**Task instructions**
Lift every line from the entries that includes the word "cdot".

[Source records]
━━━━━━
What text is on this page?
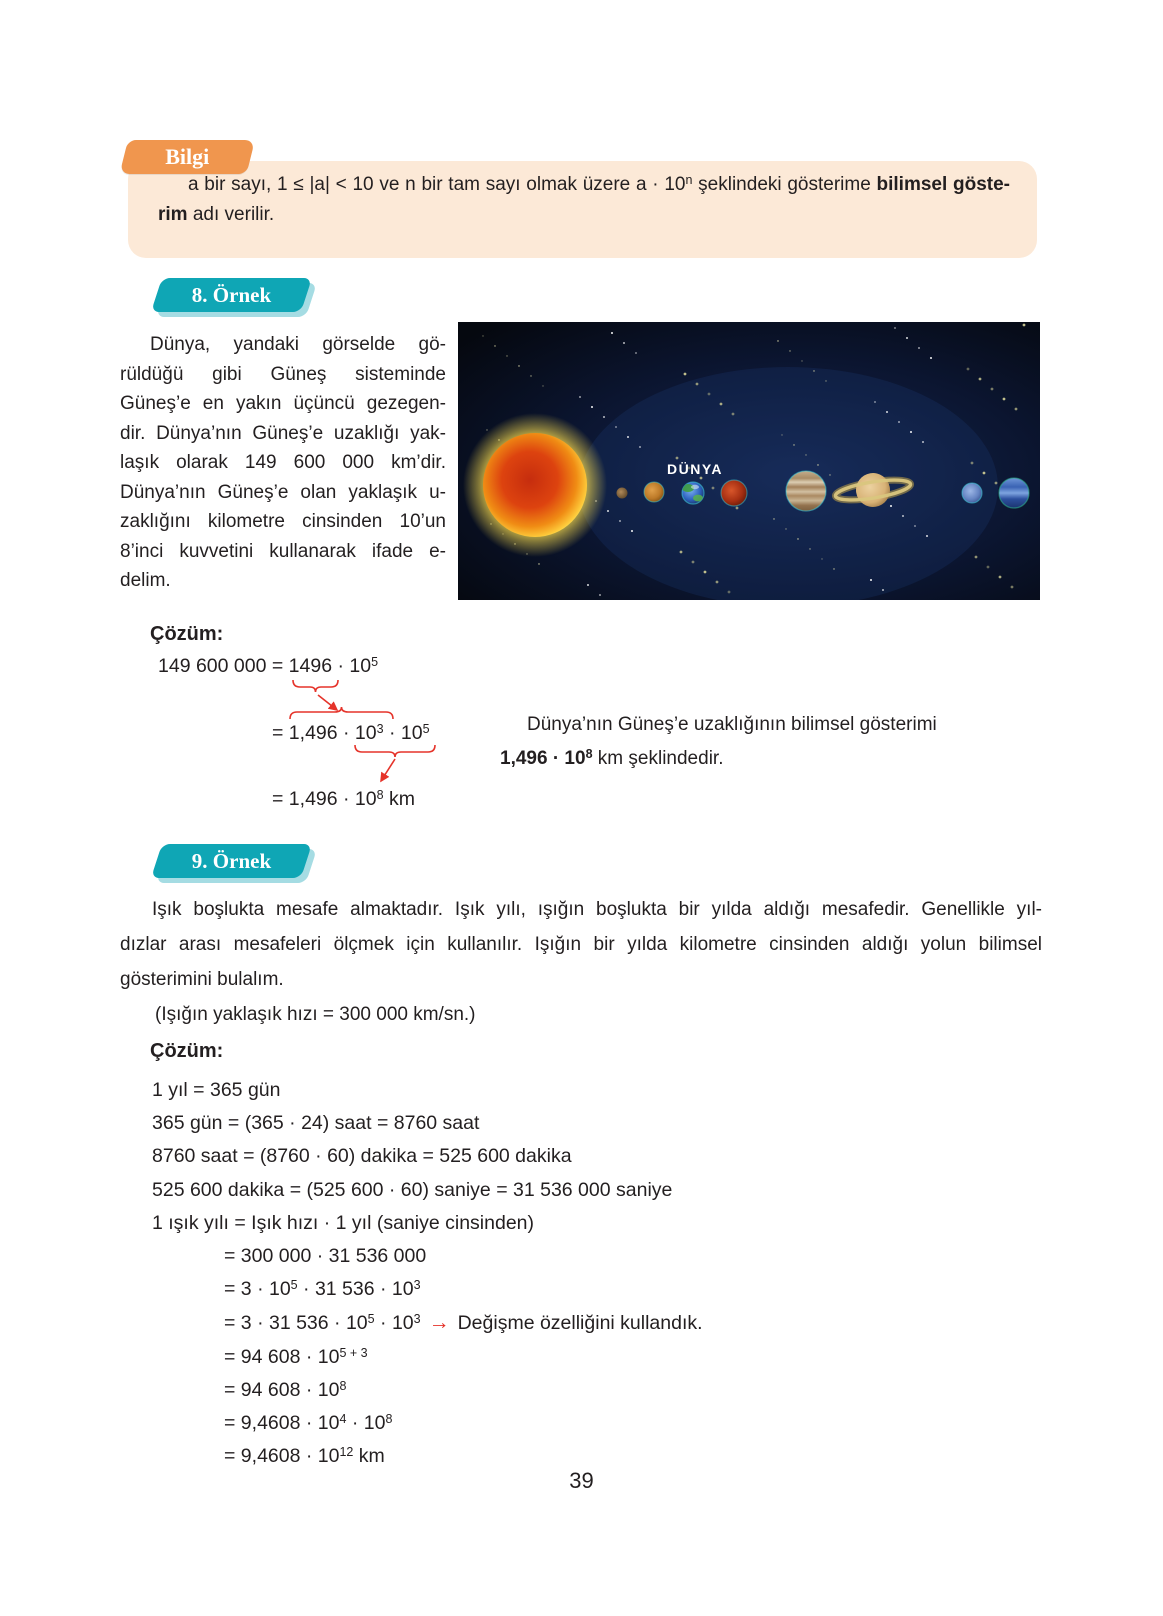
Bilgi
a bir sayı, 1 ≤ |a| < 10 ve n bir tam sayı olmak üzere $a \cdot 10^n$ şeklindeki gösterime bilimsel göste-
rim adı verilir.
8. Örnek
Dünya, yandaki görselde gö-
rüldüğü gibi Güneş sisteminde
Güneş’e en yakın üçüncü gezegen-
dir. Dünya’nın Güneş’e uzaklığı yak-
laşık olarak 149 600 000 km’dir.
Dünya’nın Güneş’e olan yaklaşık u-
zaklığını kilometre cinsinden 10’un
8’inci kuvvetini kullanarak ifade e-
delim.
DÜNYA
Çözüm:
149 600 $000 = 1496 \cdot 10^5$
= $1,496 \cdot 10^3 \cdot 10^5$
= $1,496 \cdot 10^8$ km
Dünya’nın Güneş’e uzaklığının bilimsel gösterimi
$1,496 \cdot 10^8$ km şeklindedir.
9. Örnek
Işık boşlukta mesafe almaktadır. Işık yılı, ışığın boşlukta bir yılda aldığı mesafedir. Genellikle yıl-
dızlar arası mesafeleri ölçmek için kullanılır. Işığın bir yılda kilometre cinsinden aldığı yolun bilimsel
gösterimini bulalım.
(Işığın yaklaşık hızı = 300 000 km/sn.)
Çözüm:
1 yıl = 365 gün
365 gün = (365 · 24) saat = 8760 saat
8760 saat = (8760 · 60) dakika = 525 600 dakika
525 600 dakika = (525 600 · 60) saniye = 31 536 000 saniye
1 ışık yılı = Işık hızı · 1 yıl (saniye cinsinden)
= 300 000 · 31 536 000
= $3 \cdot 10^5 \cdot 31$ $536 \cdot 10^3$
= 3 · 31 $536 \cdot 10^5 \cdot 10^3$ → Değişme özelliğini kullandık.
= 94 $608 \cdot 10^{5 + 3}$
= 94 $608 \cdot 10^8$
= $9,4608 \cdot 10^4 \cdot 10^8$
= $9,4608 \cdot 10^{12}$ km
39
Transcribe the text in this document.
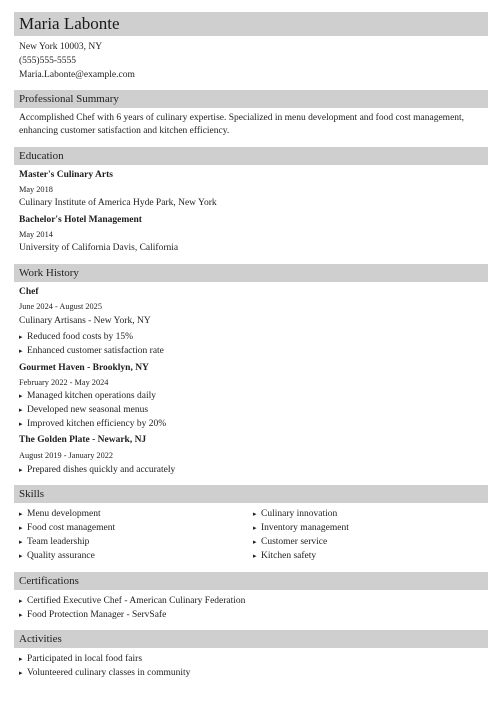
Maria Labonte
New York 10003, NY
(555)555-5555
Maria.Labonte@example.com
Professional Summary
Accomplished Chef with 6 years of culinary expertise. Specialized in menu development and food cost management, enhancing customer satisfaction and kitchen efficiency.
Education
Master's Culinary Arts
May 2018
Culinary Institute of America Hyde Park, New York
Bachelor's Hotel Management
May 2014
University of California Davis, California
Work History
Chef
June 2024 - August 2025
Culinary Artisans - New York, NY
▸ Reduced food costs by 15%
▸ Enhanced customer satisfaction rate
Gourmet Haven - Brooklyn, NY
February 2022 - May 2024
▸ Managed kitchen operations daily
▸ Developed new seasonal menus
▸ Improved kitchen efficiency by 20%
The Golden Plate - Newark, NJ
August 2019 - January 2022
▸ Prepared dishes quickly and accurately
Skills
▸ Menu development
▸ Food cost management
▸ Team leadership
▸ Quality assurance
▸ Culinary innovation
▸ Inventory management
▸ Customer service
▸ Kitchen safety
Certifications
▸ Certified Executive Chef - American Culinary Federation
▸ Food Protection Manager - ServSafe
Activities
▸ Participated in local food fairs
▸ Volunteered culinary classes in community
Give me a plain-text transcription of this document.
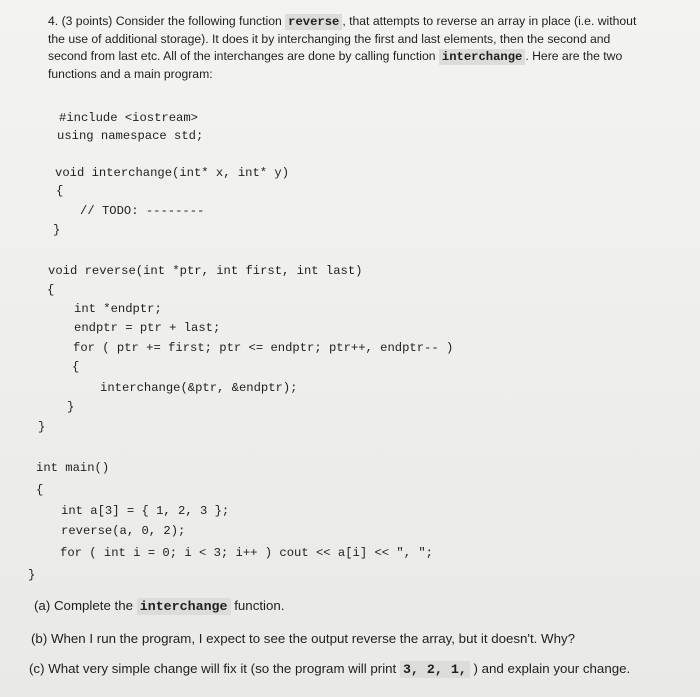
4. (3 points) Consider the following function reverse , that attempts to reverse an array in place (i.e. without the use of additional storage). It does it by interchanging the first and last elements, then the second and second from last etc. All of the interchanges are done by calling function interchange . Here are the two functions and a main program:
#include <iostream>
using namespace std;
void interchange(int* x, int* y)
{
// TODO: --------
}
void reverse(int *ptr, int first, int last)
{
int *endptr;
endptr = ptr + last;
for ( ptr += first; ptr <= endptr; ptr++, endptr-- )
{
interchange(&ptr, &endptr);
}
}
int main()
{
int a[3] = { 1, 2, 3 };
reverse(a, 0, 2);
for ( int i = 0; i < 3; i++ ) cout << a[i] << ", ";
}
(a) Complete the interchange function.
(b) When I run the program, I expect to see the output reverse the array, but it doesn't. Why?
(c) What very simple change will fix it (so the program will print 3, 2, 1, ) and explain your change.
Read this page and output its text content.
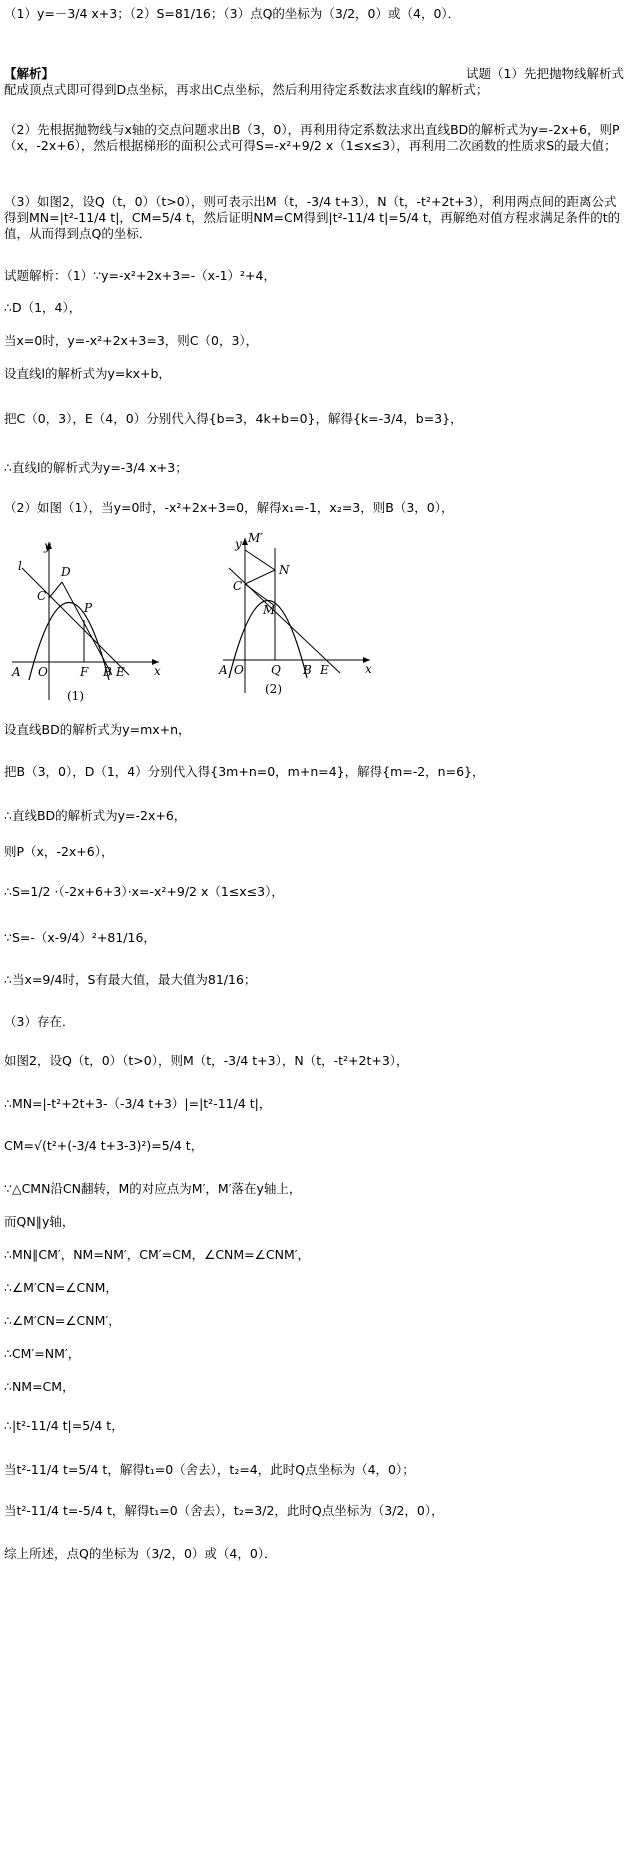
（1）y=－3/4 x+3；（2）S=81/16；（3）点Q的坐标为（3/2，0）或（4，0）．
【解析】	试题（1）先把抛物线解析式配成顶点式即可得到D点坐标，再求出C点坐标，然后利用待定系数法求直线l的解析式；
（2）先根据抛物线与x轴的交点问题求出B（3，0），再利用待定系数法求出直线BD的解析式为y=-2x+6，则P（x，-2x+6），然后根据梯形的面积公式可得S=-x²+9/2 x（1≤x≤3），再利用二次函数的性质求S的最大值；
（3）如图2，设Q（t，0）（t>0），则可表示出M（t，-3/4 t+3），N（t，-t²+2t+3），利用两点间的距离公式得到MN=|t²-11/4 t|，CM=5/4 t，然后证明NM=CM得到|t²-11/4 t|=5/4 t，再解绝对值方程求满足条件的t的值，从而得到点Q的坐标．
试题解析：（1）∵y=-x²+2x+3=-（x-1）²+4，
∴D（1，4），
当x=0时，y=-x²+2x+3=3，则C（0，3），
设直线l的解析式为y=kx+b，
把C（0，3），E（4，0）分别代入得{b=3，4k+b=0}，解得{k=-3/4，b=3}，
∴直线l的解析式为y=-3/4 x+3；
（2）如图（1），当y=0时，-x²+2x+3=0，解得x₁=-1，x₂=3，则B（3，0），
y
x
l	D
C
P
A O	F B E
(1)
y M′
x
N
C
M
A O Q B E
(2)
设直线BD的解析式为y=mx+n，
把B（3，0），D（1，4）分别代入得{3m+n=0，m+n=4}，解得{m=-2，n=6}，
∴直线BD的解析式为y=-2x+6，
则P（x，-2x+6），
∴S=1/2 ·（-2x+6+3）·x=-x²+9/2 x（1≤x≤3），
∵S=-（x-9/4）²+81/16，
∴当x=9/4时，S有最大值，最大值为81/16；
（3）存在．
如图2，设Q（t，0）（t>0），则M（t，-3/4 t+3），N（t，-t²+2t+3），
∴MN=|-t²+2t+3-（-3/4 t+3）|=|t²-11/4 t|，
CM=√(t²+(-3/4 t+3-3)²)=5/4 t，
∵△CMN沿CN翻转，M的对应点为M′，M′落在y轴上，
而QN∥y轴，
∴MN∥CM′，NM=NM′，CM′=CM，∠CNM=∠CNM′，
∴∠M′CN=∠CNM，
∴∠M′CN=∠CNM′，
∴CM′=NM′，
∴NM=CM，
∴|t²-11/4 t|=5/4 t，
当t²-11/4 t=5/4 t，解得t₁=0（舍去），t₂=4，此时Q点坐标为（4，0）；
当t²-11/4 t=-5/4 t，解得t₁=0（舍去），t₂=3/2，此时Q点坐标为（3/2，0），
综上所述，点Q的坐标为（3/2，0）或（4，0）．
━━━━━━
**Result of the exercise**
a bir sayı, 1 ≤ |a| < 10 ve n bir tam sayı olmak üzere $a \cdot 10^n$ şeklindeki gösterime bilimsel göste-
149 600 $000 = 1496 \cdot 10^5$
= $1,496 \cdot 10^3 \cdot 10^5$
= $1,496 \cdot 10^8$ km
$1,496 \cdot 10^8$ km şeklindedir.
= $3 \cdot 10^5 \cdot 31$ $536 \cdot 10^3$
= 3 · 31 $536 \cdot 10^5 \cdot 10^3$ → Değişme özelliğini kullandık.
= 94 $608 \cdot 10^{5 + 3}$
= 94 $608 \cdot 10^8$
= $9,4608 \cdot 10^4 \cdot 10^8$
= $9,4608 \cdot 10^{12}$ km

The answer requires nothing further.